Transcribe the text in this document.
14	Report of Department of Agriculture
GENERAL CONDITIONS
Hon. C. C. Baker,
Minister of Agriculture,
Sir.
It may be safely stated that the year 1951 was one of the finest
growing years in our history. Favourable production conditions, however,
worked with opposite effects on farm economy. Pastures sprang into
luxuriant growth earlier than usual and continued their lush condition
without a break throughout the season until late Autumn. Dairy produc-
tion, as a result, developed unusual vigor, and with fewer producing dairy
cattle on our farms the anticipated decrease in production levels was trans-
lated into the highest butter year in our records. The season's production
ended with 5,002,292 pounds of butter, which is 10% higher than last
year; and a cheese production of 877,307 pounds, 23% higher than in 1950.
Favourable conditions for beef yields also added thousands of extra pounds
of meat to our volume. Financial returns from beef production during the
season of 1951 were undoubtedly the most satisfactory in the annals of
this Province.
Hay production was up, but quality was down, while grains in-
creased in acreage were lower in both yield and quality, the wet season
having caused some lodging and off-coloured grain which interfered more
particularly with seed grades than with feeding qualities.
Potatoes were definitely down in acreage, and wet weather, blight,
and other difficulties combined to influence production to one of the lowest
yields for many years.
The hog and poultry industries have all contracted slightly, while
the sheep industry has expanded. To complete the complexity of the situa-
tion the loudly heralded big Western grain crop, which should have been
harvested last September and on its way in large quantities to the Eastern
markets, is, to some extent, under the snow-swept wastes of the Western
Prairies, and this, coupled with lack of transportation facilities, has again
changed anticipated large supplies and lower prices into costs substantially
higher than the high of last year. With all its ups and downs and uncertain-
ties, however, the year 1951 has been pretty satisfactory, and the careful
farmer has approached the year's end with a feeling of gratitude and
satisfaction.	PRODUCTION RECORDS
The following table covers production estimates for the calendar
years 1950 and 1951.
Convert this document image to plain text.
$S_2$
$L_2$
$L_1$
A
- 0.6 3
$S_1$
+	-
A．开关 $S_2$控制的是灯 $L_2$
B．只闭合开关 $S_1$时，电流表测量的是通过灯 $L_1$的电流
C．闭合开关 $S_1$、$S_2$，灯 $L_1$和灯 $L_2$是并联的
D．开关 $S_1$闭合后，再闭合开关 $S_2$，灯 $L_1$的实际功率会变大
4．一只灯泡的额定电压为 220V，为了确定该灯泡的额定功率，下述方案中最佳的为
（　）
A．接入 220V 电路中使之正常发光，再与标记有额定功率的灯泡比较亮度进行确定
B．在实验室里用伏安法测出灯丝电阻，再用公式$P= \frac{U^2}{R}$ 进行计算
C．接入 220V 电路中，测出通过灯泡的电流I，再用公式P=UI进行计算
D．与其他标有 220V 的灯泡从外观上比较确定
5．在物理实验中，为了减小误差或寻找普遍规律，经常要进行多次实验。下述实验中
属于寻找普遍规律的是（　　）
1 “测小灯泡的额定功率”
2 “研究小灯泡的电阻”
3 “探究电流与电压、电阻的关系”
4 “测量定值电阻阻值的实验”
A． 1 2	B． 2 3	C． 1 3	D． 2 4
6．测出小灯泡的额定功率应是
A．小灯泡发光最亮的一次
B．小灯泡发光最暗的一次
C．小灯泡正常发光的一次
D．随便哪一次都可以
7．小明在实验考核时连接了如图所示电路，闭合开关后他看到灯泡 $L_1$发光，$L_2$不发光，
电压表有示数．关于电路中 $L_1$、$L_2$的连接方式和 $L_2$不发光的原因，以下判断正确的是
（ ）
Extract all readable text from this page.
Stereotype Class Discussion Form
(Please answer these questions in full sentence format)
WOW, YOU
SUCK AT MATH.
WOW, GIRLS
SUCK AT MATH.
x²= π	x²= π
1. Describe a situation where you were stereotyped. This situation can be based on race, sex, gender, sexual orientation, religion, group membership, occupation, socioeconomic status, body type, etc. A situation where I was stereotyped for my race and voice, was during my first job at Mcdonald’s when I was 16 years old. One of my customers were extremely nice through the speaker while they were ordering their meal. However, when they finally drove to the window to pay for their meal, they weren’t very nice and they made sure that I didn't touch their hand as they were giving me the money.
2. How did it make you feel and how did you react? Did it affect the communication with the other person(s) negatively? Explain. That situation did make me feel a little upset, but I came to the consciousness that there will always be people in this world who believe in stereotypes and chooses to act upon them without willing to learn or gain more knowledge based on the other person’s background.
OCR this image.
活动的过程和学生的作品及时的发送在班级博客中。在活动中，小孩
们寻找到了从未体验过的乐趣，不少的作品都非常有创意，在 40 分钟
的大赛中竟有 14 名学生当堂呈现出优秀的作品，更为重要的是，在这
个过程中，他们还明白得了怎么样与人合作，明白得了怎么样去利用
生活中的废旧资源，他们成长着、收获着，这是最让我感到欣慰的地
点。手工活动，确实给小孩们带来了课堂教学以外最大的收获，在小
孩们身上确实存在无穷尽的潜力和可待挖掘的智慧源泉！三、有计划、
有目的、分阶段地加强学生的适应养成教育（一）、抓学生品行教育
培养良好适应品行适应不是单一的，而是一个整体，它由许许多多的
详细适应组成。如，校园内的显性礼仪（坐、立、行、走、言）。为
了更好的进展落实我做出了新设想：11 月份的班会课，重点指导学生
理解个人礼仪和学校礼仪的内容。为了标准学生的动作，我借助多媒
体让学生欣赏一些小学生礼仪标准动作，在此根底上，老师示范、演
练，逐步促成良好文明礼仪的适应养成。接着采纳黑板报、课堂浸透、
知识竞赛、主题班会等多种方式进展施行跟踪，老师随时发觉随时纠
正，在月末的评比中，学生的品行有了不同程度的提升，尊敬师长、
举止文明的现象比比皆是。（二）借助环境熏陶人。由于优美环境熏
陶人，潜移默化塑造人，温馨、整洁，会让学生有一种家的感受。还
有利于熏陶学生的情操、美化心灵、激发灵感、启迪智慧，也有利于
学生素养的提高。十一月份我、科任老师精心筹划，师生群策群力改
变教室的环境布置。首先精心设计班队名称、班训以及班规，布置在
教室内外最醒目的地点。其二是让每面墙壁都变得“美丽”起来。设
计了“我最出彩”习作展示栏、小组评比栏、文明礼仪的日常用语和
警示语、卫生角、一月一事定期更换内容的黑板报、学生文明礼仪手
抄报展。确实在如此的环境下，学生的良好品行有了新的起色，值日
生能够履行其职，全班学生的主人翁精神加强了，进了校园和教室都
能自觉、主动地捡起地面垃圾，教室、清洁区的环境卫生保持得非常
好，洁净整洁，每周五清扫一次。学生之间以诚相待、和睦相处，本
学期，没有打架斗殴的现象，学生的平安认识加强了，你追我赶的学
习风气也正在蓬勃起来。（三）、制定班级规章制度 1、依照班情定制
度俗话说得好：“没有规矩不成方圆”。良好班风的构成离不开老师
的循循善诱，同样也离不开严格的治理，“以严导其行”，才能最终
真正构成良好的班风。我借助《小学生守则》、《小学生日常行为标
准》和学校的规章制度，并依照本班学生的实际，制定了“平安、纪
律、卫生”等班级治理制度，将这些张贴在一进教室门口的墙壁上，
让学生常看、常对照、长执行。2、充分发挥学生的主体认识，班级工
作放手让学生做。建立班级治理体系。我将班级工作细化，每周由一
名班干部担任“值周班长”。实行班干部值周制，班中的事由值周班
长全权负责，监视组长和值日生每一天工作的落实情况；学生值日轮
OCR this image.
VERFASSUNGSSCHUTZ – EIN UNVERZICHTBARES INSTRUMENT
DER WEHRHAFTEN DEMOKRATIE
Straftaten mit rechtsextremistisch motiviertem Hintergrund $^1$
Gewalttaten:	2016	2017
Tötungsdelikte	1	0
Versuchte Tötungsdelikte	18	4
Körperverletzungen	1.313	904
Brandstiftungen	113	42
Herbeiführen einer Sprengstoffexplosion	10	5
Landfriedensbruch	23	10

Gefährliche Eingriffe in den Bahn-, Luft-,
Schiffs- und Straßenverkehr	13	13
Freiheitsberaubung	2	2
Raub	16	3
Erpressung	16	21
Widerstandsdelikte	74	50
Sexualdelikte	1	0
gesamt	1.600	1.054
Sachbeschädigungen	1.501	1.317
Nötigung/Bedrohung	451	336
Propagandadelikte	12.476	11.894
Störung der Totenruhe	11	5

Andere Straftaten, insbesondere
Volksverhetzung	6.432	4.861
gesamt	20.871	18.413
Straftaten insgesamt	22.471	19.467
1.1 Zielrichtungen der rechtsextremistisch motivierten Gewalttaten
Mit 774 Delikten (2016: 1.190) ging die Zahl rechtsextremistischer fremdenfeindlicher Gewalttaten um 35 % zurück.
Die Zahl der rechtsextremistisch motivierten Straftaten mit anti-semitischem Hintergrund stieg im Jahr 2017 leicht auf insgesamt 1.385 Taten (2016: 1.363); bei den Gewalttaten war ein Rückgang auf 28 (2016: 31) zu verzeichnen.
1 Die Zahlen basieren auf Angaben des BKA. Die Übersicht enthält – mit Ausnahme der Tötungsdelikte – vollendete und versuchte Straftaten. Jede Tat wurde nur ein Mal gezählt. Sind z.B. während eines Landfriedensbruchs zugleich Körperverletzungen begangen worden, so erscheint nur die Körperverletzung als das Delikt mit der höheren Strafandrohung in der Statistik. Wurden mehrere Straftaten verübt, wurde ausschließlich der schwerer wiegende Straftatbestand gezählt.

◆ ◆ ◆ ◆ ◆

All lines that include "from" are to be gathered and copied.

of meat to our volume. Financial returns from beef production during the
Extract all readable text from this page.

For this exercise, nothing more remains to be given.